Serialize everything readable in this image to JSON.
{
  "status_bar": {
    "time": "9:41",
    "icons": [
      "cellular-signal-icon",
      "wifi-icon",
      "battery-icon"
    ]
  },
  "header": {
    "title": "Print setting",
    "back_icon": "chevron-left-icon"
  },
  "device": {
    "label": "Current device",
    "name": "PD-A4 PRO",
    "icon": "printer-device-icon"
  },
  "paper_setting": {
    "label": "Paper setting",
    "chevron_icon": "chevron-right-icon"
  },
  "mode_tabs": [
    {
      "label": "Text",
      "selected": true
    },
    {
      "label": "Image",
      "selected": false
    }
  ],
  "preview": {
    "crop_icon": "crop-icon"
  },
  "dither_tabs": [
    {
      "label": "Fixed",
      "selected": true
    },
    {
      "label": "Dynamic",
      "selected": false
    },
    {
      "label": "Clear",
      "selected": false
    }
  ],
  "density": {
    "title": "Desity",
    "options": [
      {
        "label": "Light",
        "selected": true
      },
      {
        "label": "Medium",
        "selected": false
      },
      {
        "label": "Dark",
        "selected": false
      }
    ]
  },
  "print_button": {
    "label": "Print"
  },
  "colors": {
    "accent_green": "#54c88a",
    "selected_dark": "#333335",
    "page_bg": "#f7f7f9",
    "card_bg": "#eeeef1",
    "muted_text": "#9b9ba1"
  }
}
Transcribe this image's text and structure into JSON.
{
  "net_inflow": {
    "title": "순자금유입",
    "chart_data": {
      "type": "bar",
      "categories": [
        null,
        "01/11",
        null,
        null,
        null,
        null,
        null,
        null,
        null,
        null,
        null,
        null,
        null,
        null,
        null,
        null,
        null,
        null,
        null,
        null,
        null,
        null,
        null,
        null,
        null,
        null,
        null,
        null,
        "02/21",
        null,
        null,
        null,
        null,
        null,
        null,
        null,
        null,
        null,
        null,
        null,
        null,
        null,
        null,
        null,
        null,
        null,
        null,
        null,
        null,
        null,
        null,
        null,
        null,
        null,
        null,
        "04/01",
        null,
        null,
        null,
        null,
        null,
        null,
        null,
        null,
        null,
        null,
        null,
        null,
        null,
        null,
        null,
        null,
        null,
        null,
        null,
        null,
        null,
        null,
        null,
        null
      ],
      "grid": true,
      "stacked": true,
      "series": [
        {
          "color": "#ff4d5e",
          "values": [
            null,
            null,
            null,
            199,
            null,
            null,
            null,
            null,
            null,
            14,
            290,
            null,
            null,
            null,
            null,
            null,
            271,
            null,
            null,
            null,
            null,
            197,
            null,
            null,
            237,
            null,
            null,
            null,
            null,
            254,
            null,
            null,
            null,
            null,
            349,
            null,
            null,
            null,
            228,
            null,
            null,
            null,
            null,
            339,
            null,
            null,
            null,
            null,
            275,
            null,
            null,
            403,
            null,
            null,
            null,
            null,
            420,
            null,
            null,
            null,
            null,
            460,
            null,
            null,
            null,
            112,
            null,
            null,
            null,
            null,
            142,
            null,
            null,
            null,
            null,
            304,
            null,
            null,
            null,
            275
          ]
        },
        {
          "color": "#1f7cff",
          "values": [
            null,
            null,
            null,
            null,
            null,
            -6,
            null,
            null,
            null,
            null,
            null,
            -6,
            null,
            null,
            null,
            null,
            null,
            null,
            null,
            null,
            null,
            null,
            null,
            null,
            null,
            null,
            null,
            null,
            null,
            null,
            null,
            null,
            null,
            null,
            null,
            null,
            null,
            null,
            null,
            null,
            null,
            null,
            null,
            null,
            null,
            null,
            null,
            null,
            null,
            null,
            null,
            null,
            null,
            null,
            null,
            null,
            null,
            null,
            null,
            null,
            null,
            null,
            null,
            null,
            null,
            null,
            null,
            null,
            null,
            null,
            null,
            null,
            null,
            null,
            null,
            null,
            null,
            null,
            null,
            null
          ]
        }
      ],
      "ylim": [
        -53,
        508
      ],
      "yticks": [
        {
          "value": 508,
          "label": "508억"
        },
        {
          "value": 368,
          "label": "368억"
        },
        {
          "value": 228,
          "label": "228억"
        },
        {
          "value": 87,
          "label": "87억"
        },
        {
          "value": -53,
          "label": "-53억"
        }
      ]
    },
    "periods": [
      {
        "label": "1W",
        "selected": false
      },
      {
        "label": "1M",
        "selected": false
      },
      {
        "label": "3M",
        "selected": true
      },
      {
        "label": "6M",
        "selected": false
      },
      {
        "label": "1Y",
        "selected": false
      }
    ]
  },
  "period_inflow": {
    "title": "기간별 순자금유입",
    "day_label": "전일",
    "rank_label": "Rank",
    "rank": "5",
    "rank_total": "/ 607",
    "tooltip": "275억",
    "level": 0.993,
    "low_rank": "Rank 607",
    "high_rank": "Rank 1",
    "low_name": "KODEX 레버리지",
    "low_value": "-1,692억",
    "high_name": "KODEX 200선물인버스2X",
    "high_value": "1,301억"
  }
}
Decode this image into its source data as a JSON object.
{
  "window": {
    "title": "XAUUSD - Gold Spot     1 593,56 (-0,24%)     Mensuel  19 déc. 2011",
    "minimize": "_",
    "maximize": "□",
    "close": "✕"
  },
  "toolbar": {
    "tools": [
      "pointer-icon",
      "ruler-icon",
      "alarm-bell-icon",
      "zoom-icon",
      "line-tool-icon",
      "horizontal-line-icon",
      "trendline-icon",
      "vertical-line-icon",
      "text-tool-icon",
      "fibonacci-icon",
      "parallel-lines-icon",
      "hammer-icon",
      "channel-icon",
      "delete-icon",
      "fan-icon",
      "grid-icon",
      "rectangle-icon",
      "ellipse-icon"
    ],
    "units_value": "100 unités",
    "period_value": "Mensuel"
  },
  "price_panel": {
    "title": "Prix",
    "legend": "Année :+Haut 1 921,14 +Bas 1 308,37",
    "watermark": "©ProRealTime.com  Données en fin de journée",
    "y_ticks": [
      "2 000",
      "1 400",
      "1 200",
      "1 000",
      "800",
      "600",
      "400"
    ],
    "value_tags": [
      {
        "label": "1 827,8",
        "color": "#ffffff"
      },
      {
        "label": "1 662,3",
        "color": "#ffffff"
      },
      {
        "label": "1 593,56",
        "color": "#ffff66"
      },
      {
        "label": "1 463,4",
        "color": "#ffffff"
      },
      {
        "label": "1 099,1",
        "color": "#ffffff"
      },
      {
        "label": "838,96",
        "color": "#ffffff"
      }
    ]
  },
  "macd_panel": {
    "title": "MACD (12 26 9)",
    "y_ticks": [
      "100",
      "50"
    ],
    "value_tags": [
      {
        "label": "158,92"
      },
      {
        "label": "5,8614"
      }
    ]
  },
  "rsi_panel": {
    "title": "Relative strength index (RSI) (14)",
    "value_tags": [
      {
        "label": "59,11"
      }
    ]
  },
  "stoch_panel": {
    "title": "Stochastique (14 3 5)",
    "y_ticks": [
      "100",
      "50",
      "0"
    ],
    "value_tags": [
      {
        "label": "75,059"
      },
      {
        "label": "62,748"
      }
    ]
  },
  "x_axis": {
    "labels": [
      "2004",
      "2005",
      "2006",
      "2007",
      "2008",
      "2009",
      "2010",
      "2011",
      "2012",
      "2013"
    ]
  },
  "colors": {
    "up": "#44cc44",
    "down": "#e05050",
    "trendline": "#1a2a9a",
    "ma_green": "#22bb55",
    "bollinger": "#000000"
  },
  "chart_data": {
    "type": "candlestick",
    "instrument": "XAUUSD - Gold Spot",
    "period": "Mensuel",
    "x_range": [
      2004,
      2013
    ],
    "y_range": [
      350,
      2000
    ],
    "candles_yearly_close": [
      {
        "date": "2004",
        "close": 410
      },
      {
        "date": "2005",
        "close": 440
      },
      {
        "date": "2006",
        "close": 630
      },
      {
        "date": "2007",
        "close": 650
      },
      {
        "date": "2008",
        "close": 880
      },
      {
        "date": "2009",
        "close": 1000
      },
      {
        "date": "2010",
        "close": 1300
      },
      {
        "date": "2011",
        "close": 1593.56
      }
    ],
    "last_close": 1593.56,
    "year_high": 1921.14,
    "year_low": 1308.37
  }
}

- - - -

DESCRIPTION OF THE TASK: Find the word "Spot" in the data and show each line that holds it.

PROBLEM SOLUTION:
    "title": "XAUUSD - Gold Spot     1 593,56 (-0,24%)     Mensuel  19 déc. 2011",
    "instrument": "XAUUSD - Gold Spot",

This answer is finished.